Records about charts and figures
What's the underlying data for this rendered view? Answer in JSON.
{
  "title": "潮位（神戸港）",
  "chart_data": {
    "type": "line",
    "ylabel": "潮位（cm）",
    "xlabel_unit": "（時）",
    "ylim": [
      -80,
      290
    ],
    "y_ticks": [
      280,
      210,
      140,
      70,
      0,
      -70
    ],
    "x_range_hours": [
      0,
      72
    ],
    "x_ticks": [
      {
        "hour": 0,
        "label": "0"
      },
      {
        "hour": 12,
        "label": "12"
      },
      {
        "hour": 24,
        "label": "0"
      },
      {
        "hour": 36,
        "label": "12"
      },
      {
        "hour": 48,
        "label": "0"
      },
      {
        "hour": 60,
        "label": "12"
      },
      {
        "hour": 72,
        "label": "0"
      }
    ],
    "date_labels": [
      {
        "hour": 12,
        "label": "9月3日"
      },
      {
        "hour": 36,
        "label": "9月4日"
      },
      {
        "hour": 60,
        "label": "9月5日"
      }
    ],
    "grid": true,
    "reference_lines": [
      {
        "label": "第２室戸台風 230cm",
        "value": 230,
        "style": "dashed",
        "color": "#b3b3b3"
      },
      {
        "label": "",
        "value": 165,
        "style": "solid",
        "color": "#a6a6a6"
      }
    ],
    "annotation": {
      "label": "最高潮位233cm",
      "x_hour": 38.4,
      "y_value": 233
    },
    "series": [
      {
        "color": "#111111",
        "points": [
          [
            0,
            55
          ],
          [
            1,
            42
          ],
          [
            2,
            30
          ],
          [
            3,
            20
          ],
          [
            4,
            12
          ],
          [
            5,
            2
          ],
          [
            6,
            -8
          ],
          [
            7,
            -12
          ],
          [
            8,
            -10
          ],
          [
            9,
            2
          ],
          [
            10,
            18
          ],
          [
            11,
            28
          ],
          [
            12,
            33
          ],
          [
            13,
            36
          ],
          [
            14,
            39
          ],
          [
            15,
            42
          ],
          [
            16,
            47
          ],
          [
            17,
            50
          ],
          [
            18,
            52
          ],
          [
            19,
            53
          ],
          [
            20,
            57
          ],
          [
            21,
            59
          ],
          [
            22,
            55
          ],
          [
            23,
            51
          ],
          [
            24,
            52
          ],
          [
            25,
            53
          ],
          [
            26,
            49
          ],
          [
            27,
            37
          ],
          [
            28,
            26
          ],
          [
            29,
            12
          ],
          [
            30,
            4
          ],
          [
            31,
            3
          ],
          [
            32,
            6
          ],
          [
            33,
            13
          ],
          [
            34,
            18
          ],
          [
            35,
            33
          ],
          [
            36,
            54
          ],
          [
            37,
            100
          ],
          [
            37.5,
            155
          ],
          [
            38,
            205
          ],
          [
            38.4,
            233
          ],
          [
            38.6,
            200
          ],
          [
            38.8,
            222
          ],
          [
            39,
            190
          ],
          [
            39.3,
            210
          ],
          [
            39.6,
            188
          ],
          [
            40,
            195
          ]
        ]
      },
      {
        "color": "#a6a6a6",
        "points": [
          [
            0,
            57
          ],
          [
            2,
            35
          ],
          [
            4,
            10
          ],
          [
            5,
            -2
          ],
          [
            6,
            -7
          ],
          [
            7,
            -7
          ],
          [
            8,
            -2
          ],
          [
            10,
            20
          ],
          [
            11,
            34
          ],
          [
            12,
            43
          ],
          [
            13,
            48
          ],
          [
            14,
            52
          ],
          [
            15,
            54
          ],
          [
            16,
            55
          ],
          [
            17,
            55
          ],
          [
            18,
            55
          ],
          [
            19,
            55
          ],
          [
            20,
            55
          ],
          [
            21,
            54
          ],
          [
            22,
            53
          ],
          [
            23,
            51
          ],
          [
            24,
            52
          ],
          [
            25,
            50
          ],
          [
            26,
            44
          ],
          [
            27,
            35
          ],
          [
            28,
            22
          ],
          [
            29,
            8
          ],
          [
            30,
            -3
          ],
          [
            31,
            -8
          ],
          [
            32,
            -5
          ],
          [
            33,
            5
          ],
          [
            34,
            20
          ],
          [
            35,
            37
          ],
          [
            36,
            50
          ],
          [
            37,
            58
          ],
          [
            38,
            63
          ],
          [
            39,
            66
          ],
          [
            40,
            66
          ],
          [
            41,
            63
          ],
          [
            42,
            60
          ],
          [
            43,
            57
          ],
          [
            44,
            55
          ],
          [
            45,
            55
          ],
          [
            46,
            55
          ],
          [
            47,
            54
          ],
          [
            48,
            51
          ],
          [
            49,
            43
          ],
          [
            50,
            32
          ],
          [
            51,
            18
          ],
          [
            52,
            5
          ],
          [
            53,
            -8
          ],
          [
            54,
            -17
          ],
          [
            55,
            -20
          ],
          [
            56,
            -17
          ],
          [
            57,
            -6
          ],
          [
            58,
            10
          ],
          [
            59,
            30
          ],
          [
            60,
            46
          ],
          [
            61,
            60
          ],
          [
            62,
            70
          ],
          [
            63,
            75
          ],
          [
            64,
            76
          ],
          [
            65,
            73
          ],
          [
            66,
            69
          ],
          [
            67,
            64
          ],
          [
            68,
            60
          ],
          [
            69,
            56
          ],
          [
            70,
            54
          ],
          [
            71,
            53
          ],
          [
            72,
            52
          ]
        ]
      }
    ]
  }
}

* _PROBLEM DESCRIPTION_:
The full set of records should be duplicated exactly.

* _FINAL RESULT_:
What's the underlying data for this rendered view? Answer in JSON.
{
  "title": "潮位（神戸港）",
  "chart_data": {
    "type": "line",
    "ylabel": "潮位（cm）",
    "xlabel_unit": "（時）",
    "ylim": [
      -80,
      290
    ],
    "y_ticks": [
      280,
      210,
      140,
      70,
      0,
      -70
    ],
    "x_range_hours": [
      0,
      72
    ],
    "x_ticks": [
      {
        "hour": 0,
        "label": "0"
      },
      {
        "hour": 12,
        "label": "12"
      },
      {
        "hour": 24,
        "label": "0"
      },
      {
        "hour": 36,
        "label": "12"
      },
      {
        "hour": 48,
        "label": "0"
      },
      {
        "hour": 60,
        "label": "12"
      },
      {
        "hour": 72,
        "label": "0"
      }
    ],
    "date_labels": [
      {
        "hour": 12,
        "label": "9月3日"
      },
      {
        "hour": 36,
        "label": "9月4日"
      },
      {
        "hour": 60,
        "label": "9月5日"
      }
    ],
    "grid": true,
    "reference_lines": [
      {
        "label": "第２室戸台風 230cm",
        "value": 230,
        "style": "dashed",
        "color": "#b3b3b3"
      },
      {
        "label": "",
        "value": 165,
        "style": "solid",
        "color": "#a6a6a6"
      }
    ],
    "annotation": {
      "label": "最高潮位233cm",
      "x_hour": 38.4,
      "y_value": 233
    },
    "series": [
      {
        "color": "#111111",
        "points": [
          [
            0,
            55
          ],
          [
            1,
            42
          ],
          [
            2,
            30
          ],
          [
            3,
            20
          ],
          [
            4,
            12
          ],
          [
            5,
            2
          ],
          [
            6,
            -8
          ],
          [
            7,
            -12
          ],
          [
            8,
            -10
          ],
          [
            9,
            2
          ],
          [
            10,
            18
          ],
          [
            11,
            28
          ],
          [
            12,
            33
          ],
          [
            13,
            36
          ],
          [
            14,
            39
          ],
          [
            15,
            42
          ],
          [
            16,
            47
          ],
          [
            17,
            50
          ],
          [
            18,
            52
          ],
          [
            19,
            53
          ],
          [
            20,
            57
          ],
          [
            21,
            59
          ],
          [
            22,
            55
          ],
          [
            23,
            51
          ],
          [
            24,
            52
          ],
          [
            25,
            53
          ],
          [
            26,
            49
          ],
          [
            27,
            37
          ],
          [
            28,
            26
          ],
          [
            29,
            12
          ],
          [
            30,
            4
          ],
          [
            31,
            3
          ],
          [
            32,
            6
          ],
          [
            33,
            13
          ],
          [
            34,
            18
          ],
          [
            35,
            33
          ],
          [
            36,
            54
          ],
          [
            37,
            100
          ],
          [
            37.5,
            155
          ],
          [
            38,
            205
          ],
          [
            38.4,
            233
          ],
          [
            38.6,
            200
          ],
          [
            38.8,
            222
          ],
          [
            39,
            190
          ],
          [
            39.3,
            210
          ],
          [
            39.6,
            188
          ],
          [
            40,
            195
          ]
        ]
      },
      {
        "color": "#a6a6a6",
        "points": [
          [
            0,
            57
          ],
          [
            2,
            35
          ],
          [
            4,
            10
          ],
          [
            5,
            -2
          ],
          [
            6,
            -7
          ],
          [
            7,
            -7
          ],
          [
            8,
            -2
          ],
          [
            10,
            20
          ],
          [
            11,
            34
          ],
          [
            12,
            43
          ],
          [
            13,
            48
          ],
          [
            14,
            52
          ],
          [
            15,
            54
          ],
          [
            16,
            55
          ],
          [
            17,
            55
          ],
          [
            18,
            55
          ],
          [
            19,
            55
          ],
          [
            20,
            55
          ],
          [
            21,
            54
          ],
          [
            22,
            53
          ],
          [
            23,
            51
          ],
          [
            24,
            52
          ],
          [
            25,
            50
          ],
          [
            26,
            44
          ],
          [
            27,
            35
          ],
          [
            28,
            22
          ],
          [
            29,
            8
          ],
          [
            30,
            -3
          ],
          [
            31,
            -8
          ],
          [
            32,
            -5
          ],
          [
            33,
            5
          ],
          [
            34,
            20
          ],
          [
            35,
            37
          ],
          [
            36,
            50
          ],
          [
            37,
            58
          ],
          [
            38,
            63
          ],
          [
            39,
            66
          ],
          [
            40,
            66
          ],
          [
            41,
            63
          ],
          [
            42,
            60
          ],
          [
            43,
            57
          ],
          [
            44,
            55
          ],
          [
            45,
            55
          ],
          [
            46,
            55
          ],
          [
            47,
            54
          ],
          [
            48,
            51
          ],
          [
            49,
            43
          ],
          [
            50,
            32
          ],
          [
            51,
            18
          ],
          [
            52,
            5
          ],
          [
            53,
            -8
          ],
          [
            54,
            -17
          ],
          [
            55,
            -20
          ],
          [
            56,
            -17
          ],
          [
            57,
            -6
          ],
          [
            58,
            10
          ],
          [
            59,
            30
          ],
          [
            60,
            46
          ],
          [
            61,
            60
          ],
          [
            62,
            70
          ],
          [
            63,
            75
          ],
          [
            64,
            76
          ],
          [
            65,
            73
          ],
          [
            66,
            69
          ],
          [
            67,
            64
          ],
          [
            68,
            60
          ],
          [
            69,
            56
          ],
          [
            70,
            54
          ],
          [
            71,
            53
          ],
          [
            72,
            52
          ]
        ]
      }
    ]
  }
}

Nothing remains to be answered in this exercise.